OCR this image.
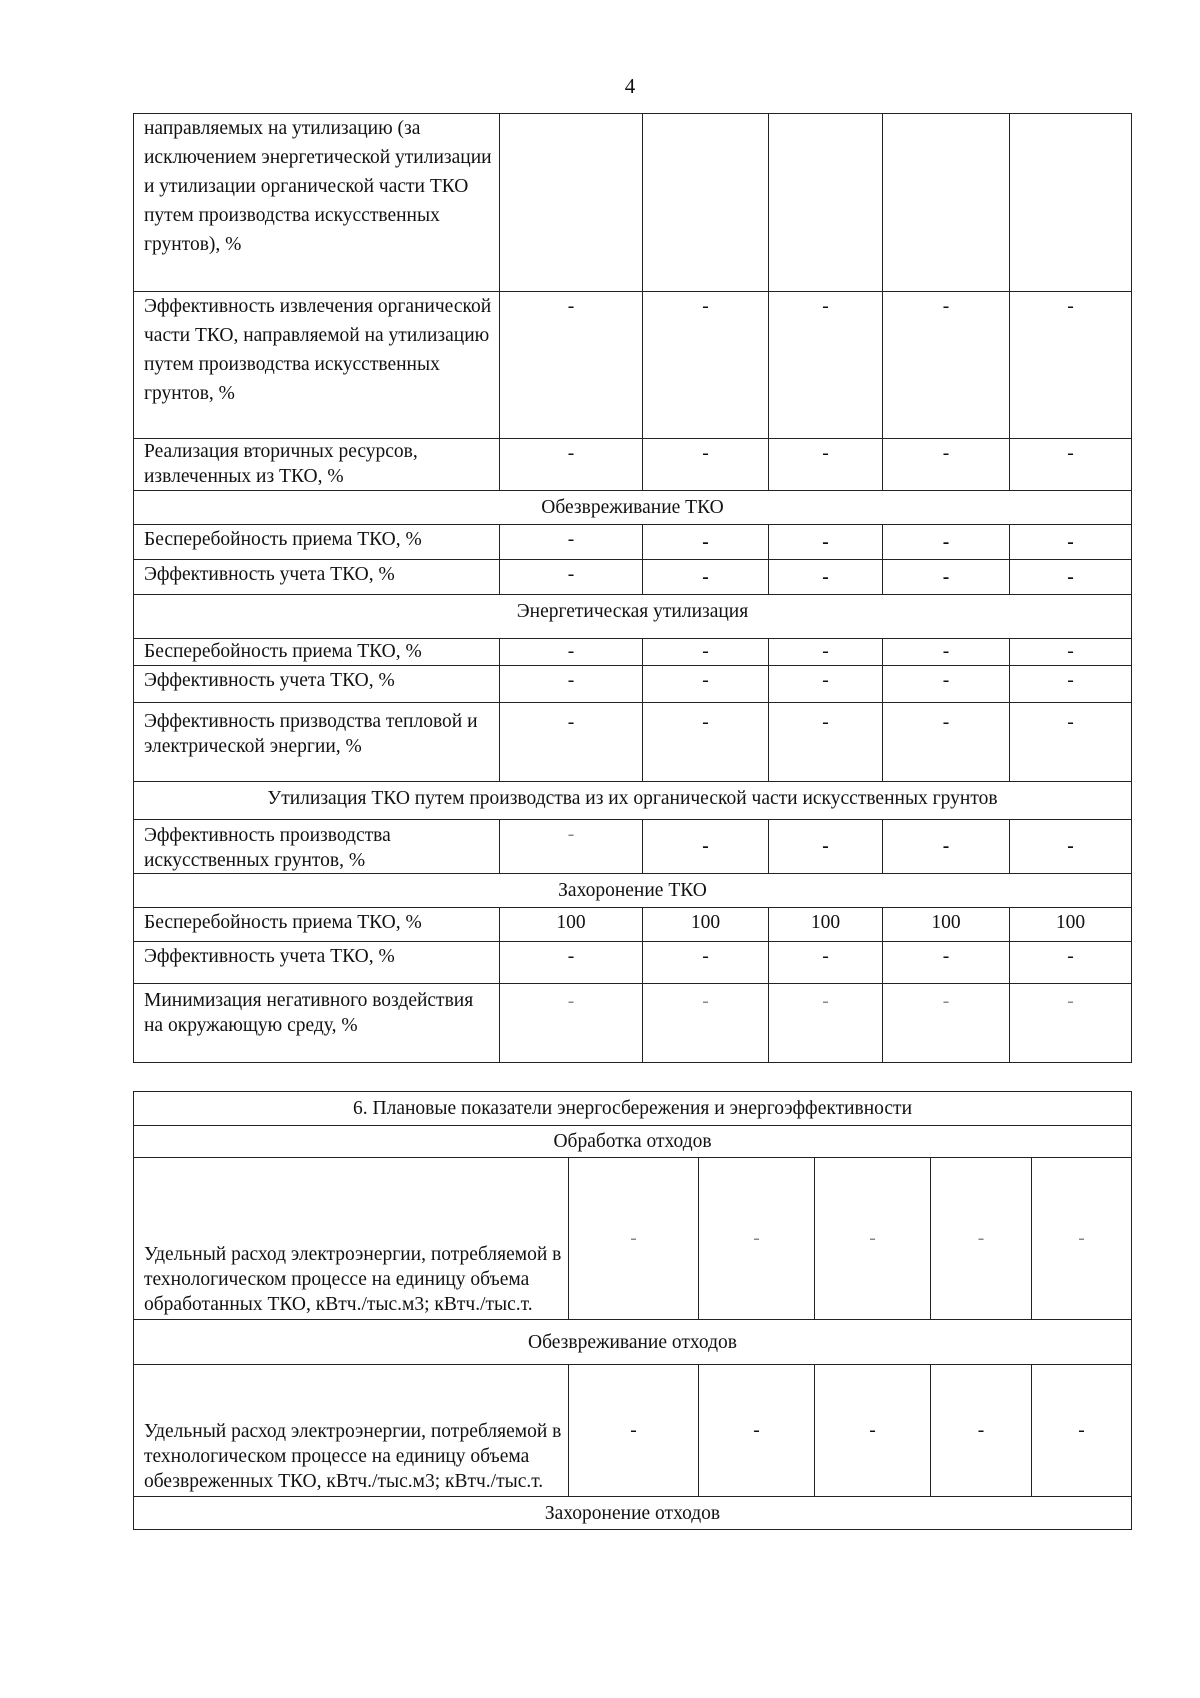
4
направляемых на утилизацию (за исключением энергетической утилизации и утилизации органической части ТКО путем производства искусственных грунтов), %					
Эффективность извлечения органической части ТКО, направляемой на утилизацию путем производства искусственных грунтов, %	-	-	-	-	-
Реализация вторичных ресурсов, извлеченных из ТКО, %	-	-	-	-	-
Обезвреживание ТКО					
Бесперебойность приема ТКО, %	-	-	-	-	-
Эффективность учета ТКО, %	-	-	-	-	-
Энергетическая утилизация					
Бесперебойность приема ТКО, %	-	-	-	-	-
Эффективность учета ТКО, %	-	-	-	-	-
Эффективность призводства тепловой и электрической энергии, %	-	-	-	-	-
Утилизация ТКО путем производства из их органической части искусственных грунтов					
Эффективность производства искусственных грунтов, %	-	-	-	-	-
Захоронение ТКО					
Бесперебойность приема ТКО, %	100	100	100	100	100
Эффективность учета ТКО, %	-	-	-	-	-
Минимизация негативного воздействия на окружающую среду, %	-	-	-	-	-
6. Плановые показатели энергосбережения и энергоэффективности					
Обработка отходов					
Удельный расход электроэнергии, потребляемой в технологическом процессе на единицу объема обработанных ТКО, кВтч./тыс.м3; кВтч./тыс.т.	-	-	-	-	-
Обезвреживание отходов					
Удельный расход электроэнергии, потребляемой в технологическом процессе на единицу объема обезвреженных ТКО, кВтч./тыс.м3; кВтч./тыс.т.	-	-	-	-	-
Захоронение отходов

**EXERCISE AIM**
Repeat the material above verbatim. Leave the pictures behind.

**SOLUTION BELOW**
OCR this image.
4
направляемых на утилизацию (за исключением энергетической утилизации и утилизации органической части ТКО путем производства искусственных грунтов), %					
Эффективность извлечения органической части ТКО, направляемой на утилизацию путем производства искусственных грунтов, %	-	-	-	-	-
Реализация вторичных ресурсов, извлеченных из ТКО, %	-	-	-	-	-
Обезвреживание ТКО					
Бесперебойность приема ТКО, %	-	-	-	-	-
Эффективность учета ТКО, %	-	-	-	-	-
Энергетическая утилизация					
Бесперебойность приема ТКО, %	-	-	-	-	-
Эффективность учета ТКО, %	-	-	-	-	-
Эффективность призводства тепловой и электрической энергии, %	-	-	-	-	-
Утилизация ТКО путем производства из их органической части искусственных грунтов					
Эффективность производства искусственных грунтов, %	-	-	-	-	-
Захоронение ТКО					
Бесперебойность приема ТКО, %	100	100	100	100	100
Эффективность учета ТКО, %	-	-	-	-	-
Минимизация негативного воздействия на окружающую среду, %	-	-	-	-	-
6. Плановые показатели энергосбережения и энергоэффективности					
Обработка отходов					
Удельный расход электроэнергии, потребляемой в технологическом процессе на единицу объема обработанных ТКО, кВтч./тыс.м3; кВтч./тыс.т.	-	-	-	-	-
Обезвреживание отходов					
Удельный расход электроэнергии, потребляемой в технологическом процессе на единицу объема обезвреженных ТКО, кВтч./тыс.м3; кВтч./тыс.т.	-	-	-	-	-
Захоронение отходов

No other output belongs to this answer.